Given request:
Go through the listing and write out all of it exactly.

(Dataset items)
-=-=-
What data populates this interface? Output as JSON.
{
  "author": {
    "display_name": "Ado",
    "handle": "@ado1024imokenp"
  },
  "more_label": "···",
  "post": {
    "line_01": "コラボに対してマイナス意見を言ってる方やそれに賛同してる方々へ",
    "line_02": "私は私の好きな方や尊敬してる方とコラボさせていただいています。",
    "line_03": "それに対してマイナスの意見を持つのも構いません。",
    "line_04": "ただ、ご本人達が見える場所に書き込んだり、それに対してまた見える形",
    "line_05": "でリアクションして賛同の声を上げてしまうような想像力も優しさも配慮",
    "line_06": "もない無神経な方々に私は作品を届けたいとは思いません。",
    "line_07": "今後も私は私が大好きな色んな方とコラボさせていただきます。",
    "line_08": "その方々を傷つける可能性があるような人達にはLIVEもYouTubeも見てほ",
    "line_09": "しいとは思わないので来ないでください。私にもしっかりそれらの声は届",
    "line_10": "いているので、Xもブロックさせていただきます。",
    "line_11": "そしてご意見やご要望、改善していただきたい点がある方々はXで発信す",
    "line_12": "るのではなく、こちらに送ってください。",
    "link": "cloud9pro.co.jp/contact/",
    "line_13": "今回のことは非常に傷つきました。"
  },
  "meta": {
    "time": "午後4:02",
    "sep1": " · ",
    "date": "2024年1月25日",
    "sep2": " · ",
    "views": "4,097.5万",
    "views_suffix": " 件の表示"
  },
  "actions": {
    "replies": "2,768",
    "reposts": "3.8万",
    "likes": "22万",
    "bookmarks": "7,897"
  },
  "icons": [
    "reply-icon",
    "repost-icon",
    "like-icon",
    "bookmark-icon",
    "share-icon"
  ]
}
-=-=-
Exercise answer:
What data populates this interface? Output as JSON.
{
  "author": {
    "display_name": "Ado",
    "handle": "@ado1024imokenp"
  },
  "more_label": "···",
  "post": {
    "line_01": "コラボに対してマイナス意見を言ってる方やそれに賛同してる方々へ",
    "line_02": "私は私の好きな方や尊敬してる方とコラボさせていただいています。",
    "line_03": "それに対してマイナスの意見を持つのも構いません。",
    "line_04": "ただ、ご本人達が見える場所に書き込んだり、それに対してまた見える形",
    "line_05": "でリアクションして賛同の声を上げてしまうような想像力も優しさも配慮",
    "line_06": "もない無神経な方々に私は作品を届けたいとは思いません。",
    "line_07": "今後も私は私が大好きな色んな方とコラボさせていただきます。",
    "line_08": "その方々を傷つける可能性があるような人達にはLIVEもYouTubeも見てほ",
    "line_09": "しいとは思わないので来ないでください。私にもしっかりそれらの声は届",
    "line_10": "いているので、Xもブロックさせていただきます。",
    "line_11": "そしてご意見やご要望、改善していただきたい点がある方々はXで発信す",
    "line_12": "るのではなく、こちらに送ってください。",
    "link": "cloud9pro.co.jp/contact/",
    "line_13": "今回のことは非常に傷つきました。"
  },
  "meta": {
    "time": "午後4:02",
    "sep1": " · ",
    "date": "2024年1月25日",
    "sep2": " · ",
    "views": "4,097.5万",
    "views_suffix": " 件の表示"
  },
  "actions": {
    "replies": "2,768",
    "reposts": "3.8万",
    "likes": "22万",
    "bookmarks": "7,897"
  },
  "icons": [
    "reply-icon",
    "repost-icon",
    "like-icon",
    "bookmark-icon",
    "share-icon"
  ]
}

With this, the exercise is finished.